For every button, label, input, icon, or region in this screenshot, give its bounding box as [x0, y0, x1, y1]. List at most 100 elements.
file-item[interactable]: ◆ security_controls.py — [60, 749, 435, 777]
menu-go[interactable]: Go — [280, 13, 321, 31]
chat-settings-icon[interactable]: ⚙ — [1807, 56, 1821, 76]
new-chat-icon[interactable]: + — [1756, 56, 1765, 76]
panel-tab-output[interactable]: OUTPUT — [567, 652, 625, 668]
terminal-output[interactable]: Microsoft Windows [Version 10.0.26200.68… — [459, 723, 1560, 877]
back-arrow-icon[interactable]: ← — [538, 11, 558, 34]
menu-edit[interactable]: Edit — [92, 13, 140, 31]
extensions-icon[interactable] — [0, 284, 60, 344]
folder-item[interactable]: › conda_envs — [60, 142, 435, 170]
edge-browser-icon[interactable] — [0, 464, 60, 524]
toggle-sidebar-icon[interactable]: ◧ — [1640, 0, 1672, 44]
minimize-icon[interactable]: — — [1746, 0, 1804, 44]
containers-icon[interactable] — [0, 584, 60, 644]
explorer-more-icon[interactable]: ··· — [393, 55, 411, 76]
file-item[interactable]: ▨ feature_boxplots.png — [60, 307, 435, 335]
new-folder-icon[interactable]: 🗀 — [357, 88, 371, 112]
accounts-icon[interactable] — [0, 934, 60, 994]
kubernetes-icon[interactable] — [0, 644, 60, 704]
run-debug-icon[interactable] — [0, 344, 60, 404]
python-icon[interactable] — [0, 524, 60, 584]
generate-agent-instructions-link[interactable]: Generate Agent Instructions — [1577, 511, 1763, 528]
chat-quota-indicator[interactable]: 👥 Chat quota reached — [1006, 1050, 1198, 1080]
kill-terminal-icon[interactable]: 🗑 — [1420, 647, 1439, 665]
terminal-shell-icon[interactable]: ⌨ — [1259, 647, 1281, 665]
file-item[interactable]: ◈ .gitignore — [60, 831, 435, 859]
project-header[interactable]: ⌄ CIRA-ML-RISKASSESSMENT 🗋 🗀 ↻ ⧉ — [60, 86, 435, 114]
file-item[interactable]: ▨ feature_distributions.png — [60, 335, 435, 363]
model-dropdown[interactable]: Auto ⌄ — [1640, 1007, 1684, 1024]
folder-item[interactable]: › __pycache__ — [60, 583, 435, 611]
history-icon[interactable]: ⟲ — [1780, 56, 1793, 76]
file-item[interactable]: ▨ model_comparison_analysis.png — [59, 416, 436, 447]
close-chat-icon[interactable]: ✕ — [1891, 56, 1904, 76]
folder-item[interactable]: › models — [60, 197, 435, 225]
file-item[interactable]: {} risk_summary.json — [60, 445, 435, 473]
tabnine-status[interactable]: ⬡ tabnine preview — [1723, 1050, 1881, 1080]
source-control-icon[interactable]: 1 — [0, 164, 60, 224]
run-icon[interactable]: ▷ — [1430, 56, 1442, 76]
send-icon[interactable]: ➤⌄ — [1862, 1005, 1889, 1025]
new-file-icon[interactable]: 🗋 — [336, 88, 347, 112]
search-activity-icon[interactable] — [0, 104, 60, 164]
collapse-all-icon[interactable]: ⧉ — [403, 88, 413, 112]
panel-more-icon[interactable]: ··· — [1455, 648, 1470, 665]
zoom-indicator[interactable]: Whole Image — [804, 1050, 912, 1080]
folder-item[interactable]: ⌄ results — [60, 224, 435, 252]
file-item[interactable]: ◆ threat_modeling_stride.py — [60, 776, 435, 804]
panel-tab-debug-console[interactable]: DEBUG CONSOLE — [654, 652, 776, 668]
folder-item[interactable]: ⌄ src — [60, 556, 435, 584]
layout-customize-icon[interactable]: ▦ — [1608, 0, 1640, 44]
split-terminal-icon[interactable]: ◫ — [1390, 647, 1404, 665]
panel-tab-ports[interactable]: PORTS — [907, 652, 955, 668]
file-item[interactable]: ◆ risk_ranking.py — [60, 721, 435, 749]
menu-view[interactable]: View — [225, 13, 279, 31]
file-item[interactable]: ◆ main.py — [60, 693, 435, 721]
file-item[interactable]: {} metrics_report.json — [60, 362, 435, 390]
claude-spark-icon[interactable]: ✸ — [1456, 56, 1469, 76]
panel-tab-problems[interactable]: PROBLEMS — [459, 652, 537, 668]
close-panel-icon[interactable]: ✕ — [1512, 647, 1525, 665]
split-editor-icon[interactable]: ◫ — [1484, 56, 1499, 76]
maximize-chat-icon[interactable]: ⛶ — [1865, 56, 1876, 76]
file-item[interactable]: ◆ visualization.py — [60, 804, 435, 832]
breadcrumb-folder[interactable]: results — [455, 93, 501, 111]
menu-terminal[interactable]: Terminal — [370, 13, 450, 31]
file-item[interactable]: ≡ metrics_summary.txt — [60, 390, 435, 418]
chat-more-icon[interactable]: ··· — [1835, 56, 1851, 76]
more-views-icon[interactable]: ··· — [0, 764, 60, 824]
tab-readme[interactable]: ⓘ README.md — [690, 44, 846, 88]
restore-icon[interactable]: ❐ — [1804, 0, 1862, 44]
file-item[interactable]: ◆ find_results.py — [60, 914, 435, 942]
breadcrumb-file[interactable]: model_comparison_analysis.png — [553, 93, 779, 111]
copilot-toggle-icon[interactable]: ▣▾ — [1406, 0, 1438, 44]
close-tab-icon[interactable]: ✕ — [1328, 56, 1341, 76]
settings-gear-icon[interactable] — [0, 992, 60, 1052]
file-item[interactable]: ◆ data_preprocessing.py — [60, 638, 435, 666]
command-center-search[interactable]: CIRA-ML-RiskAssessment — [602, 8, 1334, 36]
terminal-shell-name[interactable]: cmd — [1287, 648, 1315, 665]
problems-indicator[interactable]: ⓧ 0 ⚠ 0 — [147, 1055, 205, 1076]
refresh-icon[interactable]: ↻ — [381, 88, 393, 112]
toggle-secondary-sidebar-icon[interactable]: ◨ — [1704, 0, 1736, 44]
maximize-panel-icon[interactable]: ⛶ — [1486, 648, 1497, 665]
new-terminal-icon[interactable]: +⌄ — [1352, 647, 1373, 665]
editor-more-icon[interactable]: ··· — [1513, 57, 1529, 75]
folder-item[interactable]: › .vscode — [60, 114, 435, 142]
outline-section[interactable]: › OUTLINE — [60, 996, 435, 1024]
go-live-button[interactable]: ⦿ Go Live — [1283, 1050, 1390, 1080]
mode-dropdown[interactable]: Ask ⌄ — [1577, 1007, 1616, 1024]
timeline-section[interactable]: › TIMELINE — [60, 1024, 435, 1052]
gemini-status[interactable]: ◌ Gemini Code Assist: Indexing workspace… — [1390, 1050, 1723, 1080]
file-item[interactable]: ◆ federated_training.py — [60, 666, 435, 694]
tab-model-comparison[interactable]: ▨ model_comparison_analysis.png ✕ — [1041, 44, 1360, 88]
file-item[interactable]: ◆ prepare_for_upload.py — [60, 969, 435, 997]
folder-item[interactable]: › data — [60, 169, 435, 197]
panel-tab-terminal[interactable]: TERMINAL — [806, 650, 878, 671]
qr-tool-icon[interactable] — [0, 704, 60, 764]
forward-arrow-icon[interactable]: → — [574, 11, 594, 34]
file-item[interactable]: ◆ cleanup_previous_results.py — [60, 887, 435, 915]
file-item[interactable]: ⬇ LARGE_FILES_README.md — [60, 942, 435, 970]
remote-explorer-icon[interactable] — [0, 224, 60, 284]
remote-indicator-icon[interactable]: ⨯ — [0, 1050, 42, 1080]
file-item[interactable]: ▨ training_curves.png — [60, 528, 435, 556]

■ Written task
Reproduce the listing above line for line, with no changes.

■ Response to the exercise
For every button, label, input, icon, or region in this screenshot, give its bounding box as [x0, y0, x1, y1]. List at most 100 elements.
file-item[interactable]: ◆ security_controls.py — [60, 749, 435, 777]
menu-go[interactable]: Go — [280, 13, 321, 31]
chat-settings-icon[interactable]: ⚙ — [1807, 56, 1821, 76]
new-chat-icon[interactable]: + — [1756, 56, 1765, 76]
panel-tab-output[interactable]: OUTPUT — [567, 652, 625, 668]
terminal-output[interactable]: Microsoft Windows [Version 10.0.26200.68… — [459, 723, 1560, 877]
back-arrow-icon[interactable]: ← — [538, 11, 558, 34]
menu-edit[interactable]: Edit — [92, 13, 140, 31]
extensions-icon[interactable] — [0, 284, 60, 344]
folder-item[interactable]: › conda_envs — [60, 142, 435, 170]
edge-browser-icon[interactable] — [0, 464, 60, 524]
toggle-sidebar-icon[interactable]: ◧ — [1640, 0, 1672, 44]
minimize-icon[interactable]: — — [1746, 0, 1804, 44]
containers-icon[interactable] — [0, 584, 60, 644]
explorer-more-icon[interactable]: ··· — [393, 55, 411, 76]
file-item[interactable]: ▨ feature_boxplots.png — [60, 307, 435, 335]
new-folder-icon[interactable]: 🗀 — [357, 88, 371, 112]
accounts-icon[interactable] — [0, 934, 60, 994]
kubernetes-icon[interactable] — [0, 644, 60, 704]
run-debug-icon[interactable] — [0, 344, 60, 404]
python-icon[interactable] — [0, 524, 60, 584]
generate-agent-instructions-link[interactable]: Generate Agent Instructions — [1577, 511, 1763, 528]
chat-quota-indicator[interactable]: 👥 Chat quota reached — [1006, 1050, 1198, 1080]
kill-terminal-icon[interactable]: 🗑 — [1420, 647, 1439, 665]
terminal-shell-icon[interactable]: ⌨ — [1259, 647, 1281, 665]
file-item[interactable]: ◈ .gitignore — [60, 831, 435, 859]
project-header[interactable]: ⌄ CIRA-ML-RISKASSESSMENT 🗋 🗀 ↻ ⧉ — [60, 86, 435, 114]
file-item[interactable]: ▨ feature_distributions.png — [60, 335, 435, 363]
model-dropdown[interactable]: Auto ⌄ — [1640, 1007, 1684, 1024]
folder-item[interactable]: › __pycache__ — [60, 583, 435, 611]
history-icon[interactable]: ⟲ — [1780, 56, 1793, 76]
file-item[interactable]: ▨ model_comparison_analysis.png — [59, 416, 436, 447]
close-chat-icon[interactable]: ✕ — [1891, 56, 1904, 76]
folder-item[interactable]: › models — [60, 197, 435, 225]
file-item[interactable]: {} risk_summary.json — [60, 445, 435, 473]
tabnine-status[interactable]: ⬡ tabnine preview — [1723, 1050, 1881, 1080]
source-control-icon[interactable]: 1 — [0, 164, 60, 224]
run-icon[interactable]: ▷ — [1430, 56, 1442, 76]
send-icon[interactable]: ➤⌄ — [1862, 1005, 1889, 1025]
new-file-icon[interactable]: 🗋 — [336, 88, 347, 112]
search-activity-icon[interactable] — [0, 104, 60, 164]
collapse-all-icon[interactable]: ⧉ — [403, 88, 413, 112]
panel-more-icon[interactable]: ··· — [1455, 648, 1470, 665]
zoom-indicator[interactable]: Whole Image — [804, 1050, 912, 1080]
folder-item[interactable]: ⌄ results — [60, 224, 435, 252]
file-item[interactable]: ◆ threat_modeling_stride.py — [60, 776, 435, 804]
panel-tab-debug-console[interactable]: DEBUG CONSOLE — [654, 652, 776, 668]
folder-item[interactable]: ⌄ src — [60, 556, 435, 584]
layout-customize-icon[interactable]: ▦ — [1608, 0, 1640, 44]
split-terminal-icon[interactable]: ◫ — [1390, 647, 1404, 665]
panel-tab-ports[interactable]: PORTS — [907, 652, 955, 668]
file-item[interactable]: ◆ risk_ranking.py — [60, 721, 435, 749]
menu-view[interactable]: View — [225, 13, 279, 31]
file-item[interactable]: ◆ main.py — [60, 693, 435, 721]
file-item[interactable]: {} metrics_report.json — [60, 362, 435, 390]
claude-spark-icon[interactable]: ✸ — [1456, 56, 1469, 76]
panel-tab-problems[interactable]: PROBLEMS — [459, 652, 537, 668]
close-panel-icon[interactable]: ✕ — [1512, 647, 1525, 665]
split-editor-icon[interactable]: ◫ — [1484, 56, 1499, 76]
maximize-chat-icon[interactable]: ⛶ — [1865, 56, 1876, 76]
file-item[interactable]: ◆ visualization.py — [60, 804, 435, 832]
breadcrumb-folder[interactable]: results — [455, 93, 501, 111]
menu-terminal[interactable]: Terminal — [370, 13, 450, 31]
file-item[interactable]: ≡ metrics_summary.txt — [60, 390, 435, 418]
chat-more-icon[interactable]: ··· — [1835, 56, 1851, 76]
more-views-icon[interactable]: ··· — [0, 764, 60, 824]
tab-readme[interactable]: ⓘ README.md — [690, 44, 846, 88]
restore-icon[interactable]: ❐ — [1804, 0, 1862, 44]
file-item[interactable]: ◆ find_results.py — [60, 914, 435, 942]
breadcrumb-file[interactable]: model_comparison_analysis.png — [553, 93, 779, 111]
copilot-toggle-icon[interactable]: ▣▾ — [1406, 0, 1438, 44]
close-tab-icon[interactable]: ✕ — [1328, 56, 1341, 76]
settings-gear-icon[interactable] — [0, 992, 60, 1052]
file-item[interactable]: ◆ data_preprocessing.py — [60, 638, 435, 666]
command-center-search[interactable]: CIRA-ML-RiskAssessment — [602, 8, 1334, 36]
terminal-shell-name[interactable]: cmd — [1287, 648, 1315, 665]
problems-indicator[interactable]: ⓧ 0 ⚠ 0 — [147, 1055, 205, 1076]
refresh-icon[interactable]: ↻ — [381, 88, 393, 112]
toggle-secondary-sidebar-icon[interactable]: ◨ — [1704, 0, 1736, 44]
maximize-panel-icon[interactable]: ⛶ — [1486, 648, 1497, 665]
new-terminal-icon[interactable]: +⌄ — [1352, 647, 1373, 665]
editor-more-icon[interactable]: ··· — [1513, 57, 1529, 75]
folder-item[interactable]: › .vscode — [60, 114, 435, 142]
outline-section[interactable]: › OUTLINE — [60, 996, 435, 1024]
go-live-button[interactable]: ⦿ Go Live — [1283, 1050, 1390, 1080]
mode-dropdown[interactable]: Ask ⌄ — [1577, 1007, 1616, 1024]
timeline-section[interactable]: › TIMELINE — [60, 1024, 435, 1052]
gemini-status[interactable]: ◌ Gemini Code Assist: Indexing workspace… — [1390, 1050, 1723, 1080]
file-item[interactable]: ◆ federated_training.py — [60, 666, 435, 694]
tab-model-comparison[interactable]: ▨ model_comparison_analysis.png ✕ — [1041, 44, 1360, 88]
file-item[interactable]: ◆ prepare_for_upload.py — [60, 969, 435, 997]
folder-item[interactable]: › data — [60, 169, 435, 197]
panel-tab-terminal[interactable]: TERMINAL — [806, 650, 878, 671]
qr-tool-icon[interactable] — [0, 704, 60, 764]
forward-arrow-icon[interactable]: → — [574, 11, 594, 34]
file-item[interactable]: ◆ cleanup_previous_results.py — [60, 887, 435, 915]
file-item[interactable]: ⬇ LARGE_FILES_README.md — [60, 942, 435, 970]
remote-explorer-icon[interactable] — [0, 224, 60, 284]
remote-indicator-icon[interactable]: ⨯ — [0, 1050, 42, 1080]
file-item[interactable]: ▨ training_curves.png — [60, 528, 435, 556]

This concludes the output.